[SUPPLIED ENTRIES]

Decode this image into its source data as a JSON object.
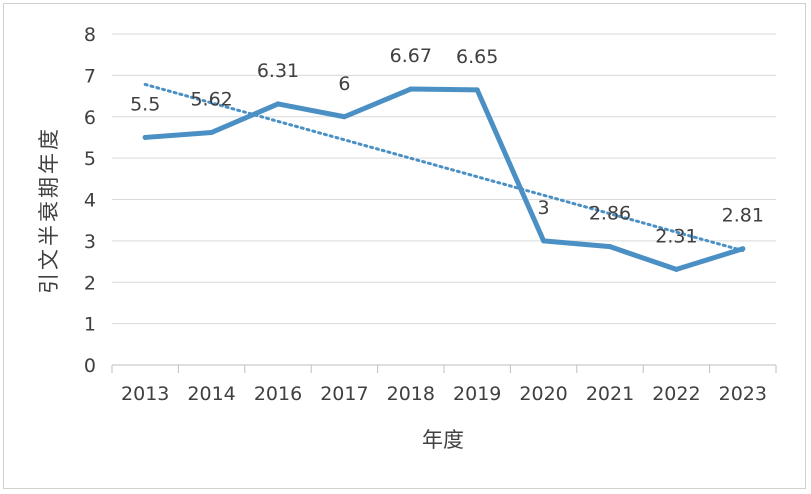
{
  "chart_data": {
    "type": "line",
    "categories": [
      "2013",
      "2014",
      "2016",
      "2017",
      "2018",
      "2019",
      "2020",
      "2021",
      "2022",
      "2023"
    ],
    "series": [
      {
        "values": [
          5.5,
          5.62,
          6.31,
          6,
          6.67,
          6.65,
          3,
          2.86,
          2.31,
          2.81
        ],
        "color": "#4a90c4"
      }
    ],
    "data_labels": [
      "5.5",
      "5.62",
      "6.31",
      "6",
      "6.67",
      "6.65",
      "3",
      "2.86",
      "2.31",
      "2.81"
    ],
    "trendline": {
      "type": "linear",
      "style": "dotted",
      "color": "#4a90c4"
    },
    "xlabel": "年度",
    "ylabel": "引文半衰期年度",
    "ylim": [
      0,
      8
    ],
    "yticks": [
      "0",
      "1",
      "2",
      "3",
      "4",
      "5",
      "6",
      "7",
      "8"
    ],
    "grid": true,
    "legend": "none"
  }
}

[REQUIREMENTS]
Give every record again exactly, apart from the pictures, which stay out.

[FULL SOLUTION]
Decode this image into its source data as a JSON object.
{
  "chart_data": {
    "type": "line",
    "categories": [
      "2013",
      "2014",
      "2016",
      "2017",
      "2018",
      "2019",
      "2020",
      "2021",
      "2022",
      "2023"
    ],
    "series": [
      {
        "values": [
          5.5,
          5.62,
          6.31,
          6,
          6.67,
          6.65,
          3,
          2.86,
          2.31,
          2.81
        ],
        "color": "#4a90c4"
      }
    ],
    "data_labels": [
      "5.5",
      "5.62",
      "6.31",
      "6",
      "6.67",
      "6.65",
      "3",
      "2.86",
      "2.31",
      "2.81"
    ],
    "trendline": {
      "type": "linear",
      "style": "dotted",
      "color": "#4a90c4"
    },
    "xlabel": "年度",
    "ylabel": "引文半衰期年度",
    "ylim": [
      0,
      8
    ],
    "yticks": [
      "0",
      "1",
      "2",
      "3",
      "4",
      "5",
      "6",
      "7",
      "8"
    ],
    "grid": true,
    "legend": "none"
  }
}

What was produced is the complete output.